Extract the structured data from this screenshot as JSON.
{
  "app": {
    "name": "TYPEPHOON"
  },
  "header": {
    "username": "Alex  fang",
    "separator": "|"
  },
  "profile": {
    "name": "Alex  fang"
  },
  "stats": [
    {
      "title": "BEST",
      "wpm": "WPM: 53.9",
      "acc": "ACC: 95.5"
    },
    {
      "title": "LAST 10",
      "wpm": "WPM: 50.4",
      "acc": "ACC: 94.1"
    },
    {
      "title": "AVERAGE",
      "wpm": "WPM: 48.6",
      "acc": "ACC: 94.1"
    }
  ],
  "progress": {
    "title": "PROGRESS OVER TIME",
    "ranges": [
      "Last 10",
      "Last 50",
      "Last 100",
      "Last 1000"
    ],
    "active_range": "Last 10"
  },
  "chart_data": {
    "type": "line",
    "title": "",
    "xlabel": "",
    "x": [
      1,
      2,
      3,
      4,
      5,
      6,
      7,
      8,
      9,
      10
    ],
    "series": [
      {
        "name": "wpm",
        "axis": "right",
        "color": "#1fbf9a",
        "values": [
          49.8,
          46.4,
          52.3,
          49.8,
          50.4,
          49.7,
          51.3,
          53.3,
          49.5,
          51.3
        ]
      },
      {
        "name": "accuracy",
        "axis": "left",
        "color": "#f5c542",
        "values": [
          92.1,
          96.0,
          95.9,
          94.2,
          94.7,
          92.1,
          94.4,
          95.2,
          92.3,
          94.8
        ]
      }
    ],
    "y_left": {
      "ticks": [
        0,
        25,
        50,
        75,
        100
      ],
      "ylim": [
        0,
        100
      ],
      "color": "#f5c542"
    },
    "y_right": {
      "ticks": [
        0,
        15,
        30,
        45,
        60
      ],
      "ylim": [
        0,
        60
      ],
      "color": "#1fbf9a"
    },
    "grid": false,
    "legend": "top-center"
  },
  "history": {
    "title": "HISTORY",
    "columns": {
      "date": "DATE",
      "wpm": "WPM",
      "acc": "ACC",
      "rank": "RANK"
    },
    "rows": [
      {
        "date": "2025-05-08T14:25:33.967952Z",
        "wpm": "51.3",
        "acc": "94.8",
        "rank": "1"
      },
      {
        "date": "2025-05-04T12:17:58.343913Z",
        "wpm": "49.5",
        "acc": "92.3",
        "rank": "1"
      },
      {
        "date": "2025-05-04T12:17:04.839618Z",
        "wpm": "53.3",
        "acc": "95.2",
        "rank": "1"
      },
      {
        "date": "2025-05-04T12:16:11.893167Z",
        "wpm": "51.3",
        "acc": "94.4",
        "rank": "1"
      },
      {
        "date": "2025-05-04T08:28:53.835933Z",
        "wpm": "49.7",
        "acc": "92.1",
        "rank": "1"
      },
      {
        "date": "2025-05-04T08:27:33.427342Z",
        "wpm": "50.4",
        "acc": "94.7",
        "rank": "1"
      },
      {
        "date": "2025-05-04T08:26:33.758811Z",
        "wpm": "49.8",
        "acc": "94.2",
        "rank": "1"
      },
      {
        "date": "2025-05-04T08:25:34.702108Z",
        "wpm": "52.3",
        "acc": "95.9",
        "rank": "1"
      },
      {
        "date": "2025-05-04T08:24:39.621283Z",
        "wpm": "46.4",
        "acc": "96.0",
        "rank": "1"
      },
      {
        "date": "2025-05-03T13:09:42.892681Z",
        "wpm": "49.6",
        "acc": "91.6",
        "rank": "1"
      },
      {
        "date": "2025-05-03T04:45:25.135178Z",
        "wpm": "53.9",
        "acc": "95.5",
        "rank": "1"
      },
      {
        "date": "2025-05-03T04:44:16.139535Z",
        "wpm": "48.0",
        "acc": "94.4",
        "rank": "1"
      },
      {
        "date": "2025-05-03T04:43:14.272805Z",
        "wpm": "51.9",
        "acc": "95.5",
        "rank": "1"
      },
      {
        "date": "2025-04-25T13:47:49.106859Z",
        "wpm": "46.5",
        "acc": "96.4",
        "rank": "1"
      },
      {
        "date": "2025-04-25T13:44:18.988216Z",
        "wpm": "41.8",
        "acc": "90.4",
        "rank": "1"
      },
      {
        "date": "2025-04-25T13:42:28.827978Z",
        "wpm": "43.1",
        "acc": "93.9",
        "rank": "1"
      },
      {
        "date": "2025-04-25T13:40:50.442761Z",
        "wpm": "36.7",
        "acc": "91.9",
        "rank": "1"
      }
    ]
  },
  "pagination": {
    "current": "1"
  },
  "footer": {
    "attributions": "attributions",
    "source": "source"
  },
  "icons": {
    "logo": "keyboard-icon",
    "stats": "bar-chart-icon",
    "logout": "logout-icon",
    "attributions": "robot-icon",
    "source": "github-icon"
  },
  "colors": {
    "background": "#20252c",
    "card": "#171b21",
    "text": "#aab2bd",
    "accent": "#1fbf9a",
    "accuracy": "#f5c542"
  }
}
□ □ □ □
▶ _TO BE DONE_
Which lines hold the word "attributions"? Copy each of them from the records.

▶ _EXERCISE RESULT_
    "attributions": "attributions",
    "attributions": "robot-icon",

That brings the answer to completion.